● EXERCISE MATERIAL:

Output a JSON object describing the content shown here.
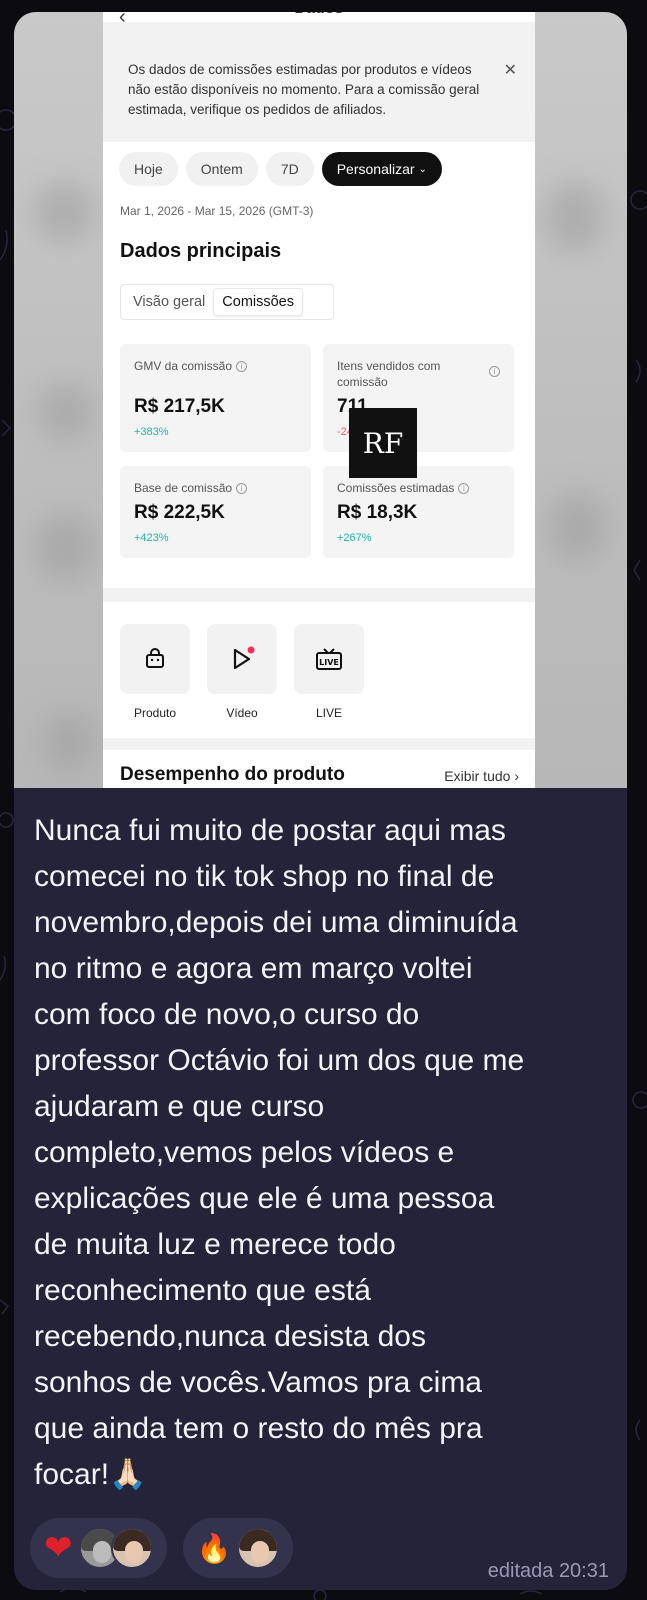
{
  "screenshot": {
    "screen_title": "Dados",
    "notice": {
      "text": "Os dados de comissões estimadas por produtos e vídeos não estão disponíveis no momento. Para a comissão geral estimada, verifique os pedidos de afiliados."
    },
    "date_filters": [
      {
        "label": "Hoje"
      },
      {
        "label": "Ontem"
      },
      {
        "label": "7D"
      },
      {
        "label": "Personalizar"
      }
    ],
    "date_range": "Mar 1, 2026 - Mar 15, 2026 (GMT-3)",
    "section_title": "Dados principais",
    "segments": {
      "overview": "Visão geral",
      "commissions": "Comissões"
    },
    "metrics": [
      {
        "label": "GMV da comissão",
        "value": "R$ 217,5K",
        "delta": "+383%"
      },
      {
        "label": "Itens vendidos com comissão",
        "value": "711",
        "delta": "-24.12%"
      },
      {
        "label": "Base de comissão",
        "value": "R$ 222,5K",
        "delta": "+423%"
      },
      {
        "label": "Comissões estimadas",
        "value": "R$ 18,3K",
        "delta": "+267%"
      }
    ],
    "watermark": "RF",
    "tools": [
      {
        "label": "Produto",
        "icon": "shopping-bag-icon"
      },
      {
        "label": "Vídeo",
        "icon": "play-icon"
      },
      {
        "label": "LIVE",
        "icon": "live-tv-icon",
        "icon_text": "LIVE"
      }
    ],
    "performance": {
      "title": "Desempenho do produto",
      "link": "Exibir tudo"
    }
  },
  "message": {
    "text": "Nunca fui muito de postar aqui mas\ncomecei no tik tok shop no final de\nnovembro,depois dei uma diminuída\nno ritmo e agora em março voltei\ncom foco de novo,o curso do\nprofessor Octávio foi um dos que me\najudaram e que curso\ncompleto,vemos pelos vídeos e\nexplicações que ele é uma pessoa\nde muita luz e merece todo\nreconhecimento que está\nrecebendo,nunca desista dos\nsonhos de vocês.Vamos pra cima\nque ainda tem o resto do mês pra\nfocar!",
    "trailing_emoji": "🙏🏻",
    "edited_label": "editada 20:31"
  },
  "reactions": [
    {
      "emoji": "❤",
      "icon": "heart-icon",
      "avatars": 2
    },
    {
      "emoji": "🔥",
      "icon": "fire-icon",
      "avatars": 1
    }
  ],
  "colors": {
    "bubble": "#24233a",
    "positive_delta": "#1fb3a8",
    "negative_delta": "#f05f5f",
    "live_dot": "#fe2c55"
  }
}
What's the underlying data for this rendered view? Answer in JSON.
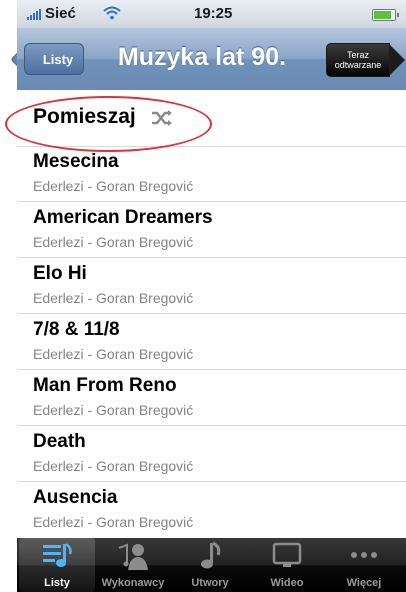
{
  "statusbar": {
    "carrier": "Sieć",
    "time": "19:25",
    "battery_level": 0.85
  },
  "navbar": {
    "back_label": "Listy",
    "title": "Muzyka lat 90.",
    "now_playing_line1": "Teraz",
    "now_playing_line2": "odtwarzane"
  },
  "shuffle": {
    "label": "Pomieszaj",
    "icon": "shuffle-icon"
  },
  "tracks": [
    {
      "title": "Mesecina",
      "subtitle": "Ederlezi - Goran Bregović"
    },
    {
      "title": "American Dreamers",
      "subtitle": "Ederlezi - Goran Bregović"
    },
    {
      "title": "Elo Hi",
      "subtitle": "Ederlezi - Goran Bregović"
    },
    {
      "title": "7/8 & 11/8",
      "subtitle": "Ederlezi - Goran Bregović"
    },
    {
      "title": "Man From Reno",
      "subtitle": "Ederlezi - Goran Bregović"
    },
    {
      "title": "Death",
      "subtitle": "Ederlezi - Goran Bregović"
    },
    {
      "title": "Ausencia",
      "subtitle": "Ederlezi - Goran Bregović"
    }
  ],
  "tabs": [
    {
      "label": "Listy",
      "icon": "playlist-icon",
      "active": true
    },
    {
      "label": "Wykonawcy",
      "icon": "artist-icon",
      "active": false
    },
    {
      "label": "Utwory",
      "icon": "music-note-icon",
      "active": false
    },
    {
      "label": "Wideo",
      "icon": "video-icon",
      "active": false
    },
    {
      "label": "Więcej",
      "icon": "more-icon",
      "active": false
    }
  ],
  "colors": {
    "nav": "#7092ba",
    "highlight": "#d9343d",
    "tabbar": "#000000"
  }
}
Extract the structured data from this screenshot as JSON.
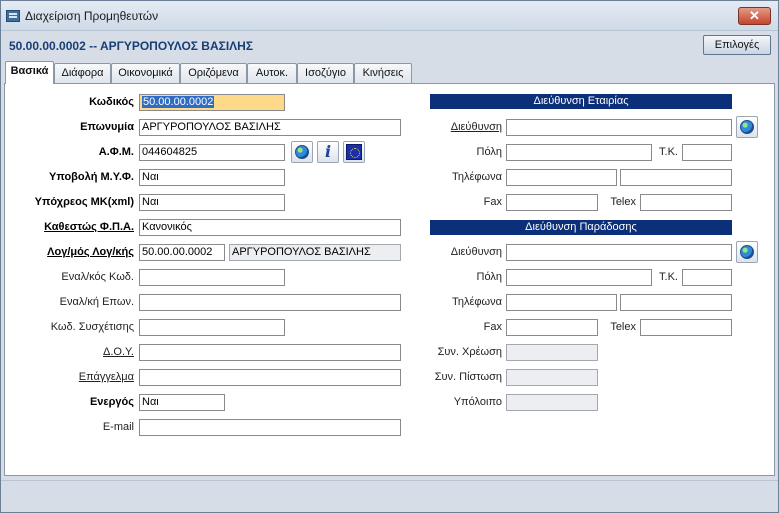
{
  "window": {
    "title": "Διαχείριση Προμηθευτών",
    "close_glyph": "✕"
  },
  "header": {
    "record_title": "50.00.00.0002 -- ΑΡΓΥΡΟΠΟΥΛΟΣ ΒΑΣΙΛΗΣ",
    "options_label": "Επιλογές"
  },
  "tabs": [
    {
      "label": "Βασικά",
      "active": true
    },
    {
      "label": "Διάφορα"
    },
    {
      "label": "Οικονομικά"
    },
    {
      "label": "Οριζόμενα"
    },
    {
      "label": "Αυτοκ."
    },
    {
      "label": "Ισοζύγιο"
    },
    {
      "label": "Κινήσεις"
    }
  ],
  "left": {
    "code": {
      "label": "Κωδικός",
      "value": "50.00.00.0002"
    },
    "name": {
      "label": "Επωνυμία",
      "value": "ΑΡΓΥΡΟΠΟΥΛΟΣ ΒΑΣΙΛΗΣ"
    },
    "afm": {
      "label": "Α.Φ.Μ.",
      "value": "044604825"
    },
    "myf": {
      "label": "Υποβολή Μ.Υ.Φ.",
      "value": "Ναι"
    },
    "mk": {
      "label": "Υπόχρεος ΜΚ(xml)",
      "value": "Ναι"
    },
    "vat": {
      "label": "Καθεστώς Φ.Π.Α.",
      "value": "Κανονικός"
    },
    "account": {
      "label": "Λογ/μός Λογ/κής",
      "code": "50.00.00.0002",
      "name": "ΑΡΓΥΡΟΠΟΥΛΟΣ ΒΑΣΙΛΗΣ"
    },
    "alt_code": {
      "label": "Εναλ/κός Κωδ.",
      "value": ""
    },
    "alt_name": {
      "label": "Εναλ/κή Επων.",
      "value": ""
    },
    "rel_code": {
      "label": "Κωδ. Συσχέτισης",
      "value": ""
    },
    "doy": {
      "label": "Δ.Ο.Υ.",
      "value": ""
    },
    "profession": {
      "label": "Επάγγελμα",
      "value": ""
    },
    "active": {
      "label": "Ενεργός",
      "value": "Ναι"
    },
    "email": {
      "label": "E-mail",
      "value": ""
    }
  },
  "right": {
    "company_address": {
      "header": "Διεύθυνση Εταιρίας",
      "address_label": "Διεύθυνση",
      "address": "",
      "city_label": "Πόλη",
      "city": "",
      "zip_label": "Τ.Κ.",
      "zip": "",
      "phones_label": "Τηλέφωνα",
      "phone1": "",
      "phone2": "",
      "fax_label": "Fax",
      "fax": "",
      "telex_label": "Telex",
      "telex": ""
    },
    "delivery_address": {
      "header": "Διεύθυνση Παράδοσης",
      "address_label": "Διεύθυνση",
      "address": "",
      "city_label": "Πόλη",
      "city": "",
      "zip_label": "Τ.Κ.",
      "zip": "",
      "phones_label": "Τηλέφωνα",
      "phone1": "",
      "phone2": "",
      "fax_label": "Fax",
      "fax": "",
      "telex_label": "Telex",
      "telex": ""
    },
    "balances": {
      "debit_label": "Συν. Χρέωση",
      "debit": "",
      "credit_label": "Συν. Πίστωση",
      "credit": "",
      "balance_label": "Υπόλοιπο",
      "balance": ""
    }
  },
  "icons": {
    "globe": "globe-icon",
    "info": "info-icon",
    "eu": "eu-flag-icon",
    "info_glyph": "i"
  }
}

● WHAT YOU ARE ASKED TO DO:
From the entries above, copy out every line where the string "data" appears.

● SOLUTION BELOW:
What's the underlying data for this rendered view? Answer in JSON.
Extract the structured data from this screenshot as JSON.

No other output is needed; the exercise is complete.